[AIM OF THE TASK]: Reproduce every entry exactly, without alteration.

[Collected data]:
+ + + + + + +

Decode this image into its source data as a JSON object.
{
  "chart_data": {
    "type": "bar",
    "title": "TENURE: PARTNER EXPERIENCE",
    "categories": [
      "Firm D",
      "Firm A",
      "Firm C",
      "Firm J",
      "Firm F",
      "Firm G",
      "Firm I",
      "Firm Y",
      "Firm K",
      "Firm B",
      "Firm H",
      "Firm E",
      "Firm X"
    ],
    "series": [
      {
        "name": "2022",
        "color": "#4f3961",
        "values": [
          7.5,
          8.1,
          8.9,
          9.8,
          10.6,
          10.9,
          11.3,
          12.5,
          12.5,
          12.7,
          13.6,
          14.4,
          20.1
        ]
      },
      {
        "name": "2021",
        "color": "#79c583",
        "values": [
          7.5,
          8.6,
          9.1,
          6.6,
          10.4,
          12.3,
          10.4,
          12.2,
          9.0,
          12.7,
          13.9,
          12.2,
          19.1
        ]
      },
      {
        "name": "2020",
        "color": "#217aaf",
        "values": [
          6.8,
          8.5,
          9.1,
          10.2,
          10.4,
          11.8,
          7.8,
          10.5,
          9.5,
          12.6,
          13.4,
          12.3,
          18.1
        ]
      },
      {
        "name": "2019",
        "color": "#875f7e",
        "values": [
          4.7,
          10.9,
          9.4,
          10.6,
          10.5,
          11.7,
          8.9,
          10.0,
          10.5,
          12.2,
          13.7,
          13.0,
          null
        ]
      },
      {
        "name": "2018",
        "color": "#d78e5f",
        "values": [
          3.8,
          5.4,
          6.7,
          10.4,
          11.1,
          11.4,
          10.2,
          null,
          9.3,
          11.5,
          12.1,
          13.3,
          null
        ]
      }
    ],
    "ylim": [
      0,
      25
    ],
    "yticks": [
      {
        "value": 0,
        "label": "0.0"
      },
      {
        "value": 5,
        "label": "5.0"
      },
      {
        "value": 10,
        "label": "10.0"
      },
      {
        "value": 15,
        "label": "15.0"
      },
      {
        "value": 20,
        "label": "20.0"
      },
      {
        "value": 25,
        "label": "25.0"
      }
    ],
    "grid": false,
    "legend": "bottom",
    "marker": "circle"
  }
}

+ + + + + + +

[FULL ANSWER]:
Decode this image into its source data as a JSON object.
{
  "chart_data": {
    "type": "bar",
    "title": "TENURE: PARTNER EXPERIENCE",
    "categories": [
      "Firm D",
      "Firm A",
      "Firm C",
      "Firm J",
      "Firm F",
      "Firm G",
      "Firm I",
      "Firm Y",
      "Firm K",
      "Firm B",
      "Firm H",
      "Firm E",
      "Firm X"
    ],
    "series": [
      {
        "name": "2022",
        "color": "#4f3961",
        "values": [
          7.5,
          8.1,
          8.9,
          9.8,
          10.6,
          10.9,
          11.3,
          12.5,
          12.5,
          12.7,
          13.6,
          14.4,
          20.1
        ]
      },
      {
        "name": "2021",
        "color": "#79c583",
        "values": [
          7.5,
          8.6,
          9.1,
          6.6,
          10.4,
          12.3,
          10.4,
          12.2,
          9.0,
          12.7,
          13.9,
          12.2,
          19.1
        ]
      },
      {
        "name": "2020",
        "color": "#217aaf",
        "values": [
          6.8,
          8.5,
          9.1,
          10.2,
          10.4,
          11.8,
          7.8,
          10.5,
          9.5,
          12.6,
          13.4,
          12.3,
          18.1
        ]
      },
      {
        "name": "2019",
        "color": "#875f7e",
        "values": [
          4.7,
          10.9,
          9.4,
          10.6,
          10.5,
          11.7,
          8.9,
          10.0,
          10.5,
          12.2,
          13.7,
          13.0,
          null
        ]
      },
      {
        "name": "2018",
        "color": "#d78e5f",
        "values": [
          3.8,
          5.4,
          6.7,
          10.4,
          11.1,
          11.4,
          10.2,
          null,
          9.3,
          11.5,
          12.1,
          13.3,
          null
        ]
      }
    ],
    "ylim": [
      0,
      25
    ],
    "yticks": [
      {
        "value": 0,
        "label": "0.0"
      },
      {
        "value": 5,
        "label": "5.0"
      },
      {
        "value": 10,
        "label": "10.0"
      },
      {
        "value": 15,
        "label": "15.0"
      },
      {
        "value": 20,
        "label": "20.0"
      },
      {
        "value": 25,
        "label": "25.0"
      }
    ],
    "grid": false,
    "legend": "bottom",
    "marker": "circle"
  }
}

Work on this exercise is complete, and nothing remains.